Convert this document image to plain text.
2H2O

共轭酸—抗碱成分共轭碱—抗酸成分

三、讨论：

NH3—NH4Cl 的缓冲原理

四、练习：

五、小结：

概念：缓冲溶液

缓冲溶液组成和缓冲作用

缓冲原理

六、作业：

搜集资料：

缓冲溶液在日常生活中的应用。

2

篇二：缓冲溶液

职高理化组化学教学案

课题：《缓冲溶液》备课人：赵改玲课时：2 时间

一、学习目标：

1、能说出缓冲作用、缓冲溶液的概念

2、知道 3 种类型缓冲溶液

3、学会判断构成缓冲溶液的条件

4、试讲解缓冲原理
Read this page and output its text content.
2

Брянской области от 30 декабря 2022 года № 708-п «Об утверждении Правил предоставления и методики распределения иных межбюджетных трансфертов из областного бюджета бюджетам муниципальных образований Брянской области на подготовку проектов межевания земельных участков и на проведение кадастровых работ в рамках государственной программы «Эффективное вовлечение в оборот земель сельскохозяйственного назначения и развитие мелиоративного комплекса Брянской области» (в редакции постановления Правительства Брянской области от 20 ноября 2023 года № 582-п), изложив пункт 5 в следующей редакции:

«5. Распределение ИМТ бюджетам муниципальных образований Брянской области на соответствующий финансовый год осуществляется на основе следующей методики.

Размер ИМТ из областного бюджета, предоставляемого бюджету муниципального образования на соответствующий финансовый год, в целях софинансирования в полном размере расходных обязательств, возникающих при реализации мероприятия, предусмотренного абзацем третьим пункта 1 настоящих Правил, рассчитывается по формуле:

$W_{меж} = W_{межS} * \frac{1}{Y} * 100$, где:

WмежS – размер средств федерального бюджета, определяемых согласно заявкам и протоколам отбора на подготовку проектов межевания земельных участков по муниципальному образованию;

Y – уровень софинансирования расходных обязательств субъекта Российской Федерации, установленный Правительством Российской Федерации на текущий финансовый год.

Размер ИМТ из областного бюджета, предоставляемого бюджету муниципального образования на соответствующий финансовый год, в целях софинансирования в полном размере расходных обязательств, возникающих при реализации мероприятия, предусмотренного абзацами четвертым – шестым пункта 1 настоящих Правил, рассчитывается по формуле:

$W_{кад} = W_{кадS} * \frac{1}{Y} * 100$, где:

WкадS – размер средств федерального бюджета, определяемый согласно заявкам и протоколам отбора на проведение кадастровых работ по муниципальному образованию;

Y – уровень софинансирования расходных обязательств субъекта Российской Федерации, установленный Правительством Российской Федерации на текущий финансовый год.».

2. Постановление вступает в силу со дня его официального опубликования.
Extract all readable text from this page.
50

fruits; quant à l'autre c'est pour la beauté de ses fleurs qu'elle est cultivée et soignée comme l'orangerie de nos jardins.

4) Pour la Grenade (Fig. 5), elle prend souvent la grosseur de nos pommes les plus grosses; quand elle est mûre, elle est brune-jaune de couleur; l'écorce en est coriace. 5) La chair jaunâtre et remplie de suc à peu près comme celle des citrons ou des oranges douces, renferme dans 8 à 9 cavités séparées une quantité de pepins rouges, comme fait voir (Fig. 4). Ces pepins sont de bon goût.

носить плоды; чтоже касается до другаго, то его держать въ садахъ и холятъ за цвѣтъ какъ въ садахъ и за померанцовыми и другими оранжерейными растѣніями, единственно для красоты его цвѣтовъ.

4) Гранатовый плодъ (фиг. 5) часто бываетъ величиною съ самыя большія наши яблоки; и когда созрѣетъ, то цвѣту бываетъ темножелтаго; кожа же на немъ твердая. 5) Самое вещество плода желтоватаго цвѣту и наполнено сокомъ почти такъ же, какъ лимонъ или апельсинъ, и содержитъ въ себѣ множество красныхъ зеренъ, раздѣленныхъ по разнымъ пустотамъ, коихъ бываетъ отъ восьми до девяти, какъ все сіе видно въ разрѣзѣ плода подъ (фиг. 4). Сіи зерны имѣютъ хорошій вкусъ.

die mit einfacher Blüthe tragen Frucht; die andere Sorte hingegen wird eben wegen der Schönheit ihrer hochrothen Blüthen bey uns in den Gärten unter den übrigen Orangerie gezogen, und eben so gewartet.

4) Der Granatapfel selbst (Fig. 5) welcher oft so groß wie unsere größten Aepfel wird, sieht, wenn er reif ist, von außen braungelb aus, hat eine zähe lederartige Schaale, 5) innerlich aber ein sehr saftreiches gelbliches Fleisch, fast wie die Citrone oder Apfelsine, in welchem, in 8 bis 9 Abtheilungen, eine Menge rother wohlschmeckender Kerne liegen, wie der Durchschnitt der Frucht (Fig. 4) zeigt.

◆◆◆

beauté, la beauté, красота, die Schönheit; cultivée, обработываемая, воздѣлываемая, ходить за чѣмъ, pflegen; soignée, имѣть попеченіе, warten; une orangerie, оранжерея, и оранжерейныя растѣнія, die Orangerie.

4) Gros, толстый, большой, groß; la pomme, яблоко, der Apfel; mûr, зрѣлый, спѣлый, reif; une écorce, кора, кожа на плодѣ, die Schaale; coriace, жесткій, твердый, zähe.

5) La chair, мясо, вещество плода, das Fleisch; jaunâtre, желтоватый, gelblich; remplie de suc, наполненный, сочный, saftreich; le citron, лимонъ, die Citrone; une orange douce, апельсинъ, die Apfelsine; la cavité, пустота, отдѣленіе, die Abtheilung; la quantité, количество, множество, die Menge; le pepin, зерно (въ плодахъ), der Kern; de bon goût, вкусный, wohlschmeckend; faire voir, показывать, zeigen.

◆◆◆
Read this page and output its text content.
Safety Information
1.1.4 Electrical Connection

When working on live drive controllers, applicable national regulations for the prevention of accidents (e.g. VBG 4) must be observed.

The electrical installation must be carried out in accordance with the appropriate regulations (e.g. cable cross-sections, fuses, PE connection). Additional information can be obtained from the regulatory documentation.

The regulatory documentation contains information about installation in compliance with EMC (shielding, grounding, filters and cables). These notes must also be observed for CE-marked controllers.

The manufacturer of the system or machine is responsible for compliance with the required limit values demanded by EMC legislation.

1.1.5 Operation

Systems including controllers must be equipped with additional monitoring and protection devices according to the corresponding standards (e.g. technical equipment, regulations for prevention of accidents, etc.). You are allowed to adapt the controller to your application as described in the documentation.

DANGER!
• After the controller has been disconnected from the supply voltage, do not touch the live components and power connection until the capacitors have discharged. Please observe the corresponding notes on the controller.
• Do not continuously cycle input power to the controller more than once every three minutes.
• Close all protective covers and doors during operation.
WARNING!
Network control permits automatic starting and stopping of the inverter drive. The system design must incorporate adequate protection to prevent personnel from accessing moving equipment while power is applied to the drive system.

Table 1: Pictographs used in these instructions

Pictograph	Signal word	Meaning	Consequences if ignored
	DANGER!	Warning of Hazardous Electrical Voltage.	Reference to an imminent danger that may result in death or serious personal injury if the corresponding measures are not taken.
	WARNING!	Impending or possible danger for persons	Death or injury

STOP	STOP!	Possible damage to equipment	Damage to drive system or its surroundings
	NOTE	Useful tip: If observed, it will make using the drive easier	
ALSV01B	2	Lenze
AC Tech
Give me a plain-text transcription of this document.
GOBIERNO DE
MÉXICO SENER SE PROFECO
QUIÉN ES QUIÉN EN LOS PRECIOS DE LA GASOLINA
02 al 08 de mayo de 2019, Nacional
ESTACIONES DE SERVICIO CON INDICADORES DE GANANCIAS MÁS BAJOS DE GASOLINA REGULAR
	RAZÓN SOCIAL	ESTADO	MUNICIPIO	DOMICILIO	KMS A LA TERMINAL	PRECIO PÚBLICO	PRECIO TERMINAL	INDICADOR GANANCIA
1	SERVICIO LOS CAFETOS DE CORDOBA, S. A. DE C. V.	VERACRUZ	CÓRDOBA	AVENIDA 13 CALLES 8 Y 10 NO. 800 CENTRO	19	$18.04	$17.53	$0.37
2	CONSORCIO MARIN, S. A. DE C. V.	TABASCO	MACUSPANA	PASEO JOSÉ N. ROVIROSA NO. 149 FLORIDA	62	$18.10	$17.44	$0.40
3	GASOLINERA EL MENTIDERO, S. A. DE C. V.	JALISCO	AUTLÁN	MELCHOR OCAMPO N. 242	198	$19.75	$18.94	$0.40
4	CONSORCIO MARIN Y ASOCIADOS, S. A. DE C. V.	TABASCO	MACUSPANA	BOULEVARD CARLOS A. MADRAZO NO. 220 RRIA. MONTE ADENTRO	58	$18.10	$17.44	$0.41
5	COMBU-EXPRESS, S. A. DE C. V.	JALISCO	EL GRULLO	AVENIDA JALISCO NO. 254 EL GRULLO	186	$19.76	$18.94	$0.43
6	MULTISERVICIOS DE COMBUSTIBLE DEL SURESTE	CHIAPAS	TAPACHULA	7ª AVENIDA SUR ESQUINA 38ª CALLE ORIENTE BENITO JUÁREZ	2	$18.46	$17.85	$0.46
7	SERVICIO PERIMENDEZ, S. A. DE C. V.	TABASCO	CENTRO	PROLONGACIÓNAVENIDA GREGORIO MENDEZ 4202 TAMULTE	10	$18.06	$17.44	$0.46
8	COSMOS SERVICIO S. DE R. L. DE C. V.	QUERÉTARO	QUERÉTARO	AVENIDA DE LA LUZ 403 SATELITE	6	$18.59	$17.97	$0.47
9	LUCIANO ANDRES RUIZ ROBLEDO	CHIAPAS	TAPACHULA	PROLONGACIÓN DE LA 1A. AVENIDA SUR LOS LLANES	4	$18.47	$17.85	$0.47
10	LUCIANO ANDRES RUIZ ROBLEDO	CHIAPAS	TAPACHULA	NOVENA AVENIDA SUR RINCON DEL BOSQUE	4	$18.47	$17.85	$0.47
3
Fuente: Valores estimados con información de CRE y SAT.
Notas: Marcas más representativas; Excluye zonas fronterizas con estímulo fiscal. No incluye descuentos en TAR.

[Your goal] Select from the material above each line in which the string "рассчитывается" appears, and list those lines.

[Correct output]
Размер ИМТ из областного бюджета, предоставляемого бюджету муниципального образования на соответствующий финансовый год, в целях софинансирования в полном размере расходных обязательств, возникающих при реализации мероприятия, предусмотренного абзацем третьим пункта 1 настоящих Правил, рассчитывается по формуле:
Размер ИМТ из областного бюджета, предоставляемого бюджету муниципального образования на соответствующий финансовый год, в целях софинансирования в полном размере расходных обязательств, возникающих при реализации мероприятия, предусмотренного абзацами четвертым – шестым пункта 1 настоящих Правил, рассчитывается по формуле:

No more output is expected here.